# Your objective:
Report every line from the material that contains the word "this".

# Data entries:
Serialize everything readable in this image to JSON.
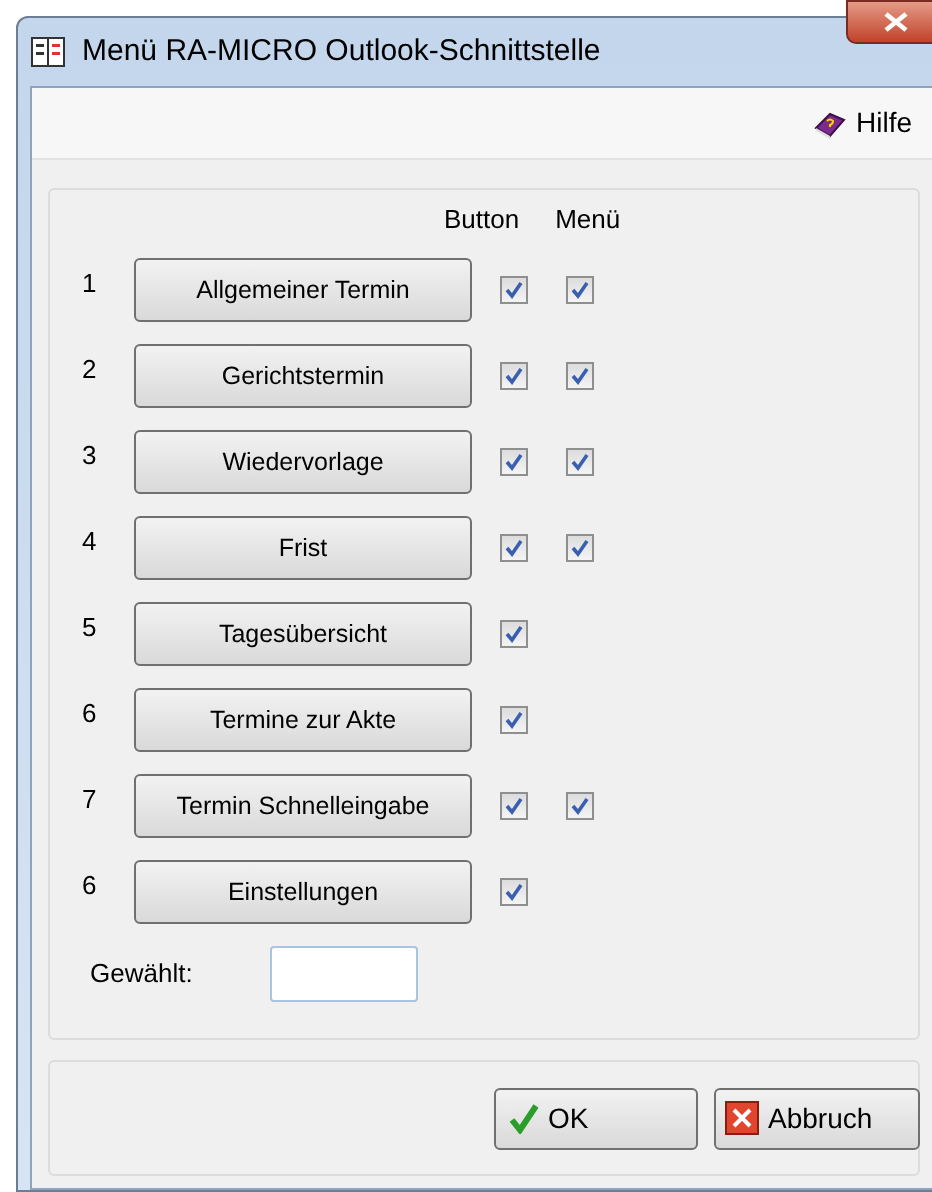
{
  "window": {
    "title": "Menü RA-MICRO Outlook-Schnittstelle"
  },
  "toolbar": {
    "help": "Hilfe"
  },
  "columns": [
    "Button",
    "Menü"
  ],
  "rows": [
    {
      "number": "1",
      "label": "Allgemeiner Termin",
      "button_checked": true,
      "menu": {
        "checked": true
      }
    },
    {
      "number": "2",
      "label": "Gerichtstermin",
      "button_checked": true,
      "menu": {
        "checked": true
      }
    },
    {
      "number": "3",
      "label": "Wiedervorlage",
      "button_checked": true,
      "menu": {
        "checked": true
      }
    },
    {
      "number": "4",
      "label": "Frist",
      "button_checked": true,
      "menu": {
        "checked": true
      }
    },
    {
      "number": "5",
      "label": "Tagesübersicht",
      "button_checked": true
    },
    {
      "number": "6",
      "label": "Termine zur Akte",
      "button_checked": true
    },
    {
      "number": "7",
      "label": "Termin Schnelleingabe",
      "button_checked": true,
      "menu": {
        "checked": true
      }
    },
    {
      "number": "6",
      "label": "Einstellungen",
      "button_checked": true
    }
  ],
  "selected_field": {
    "label": "Gewählt:"
  },
  "buttons": {
    "ok": "OK",
    "cancel": "Abbruch"
  }
}
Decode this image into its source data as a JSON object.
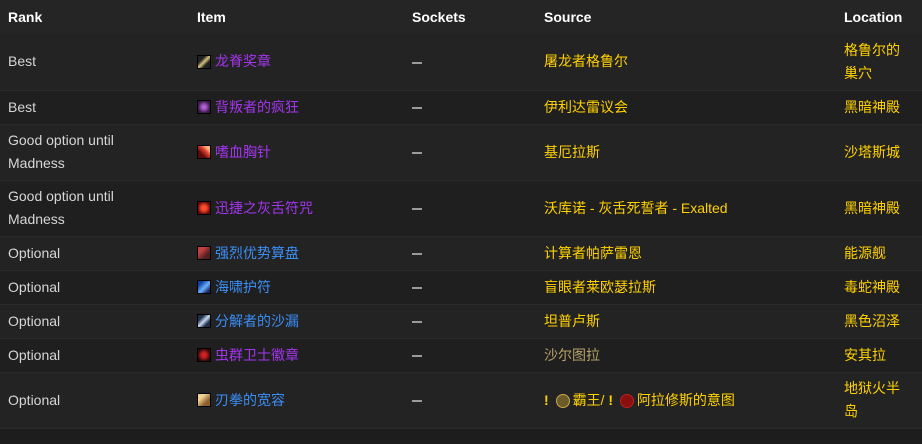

# Finished task:
Serialize everything readable in this image to JSON.
Decode this image into its source data as a JSON object.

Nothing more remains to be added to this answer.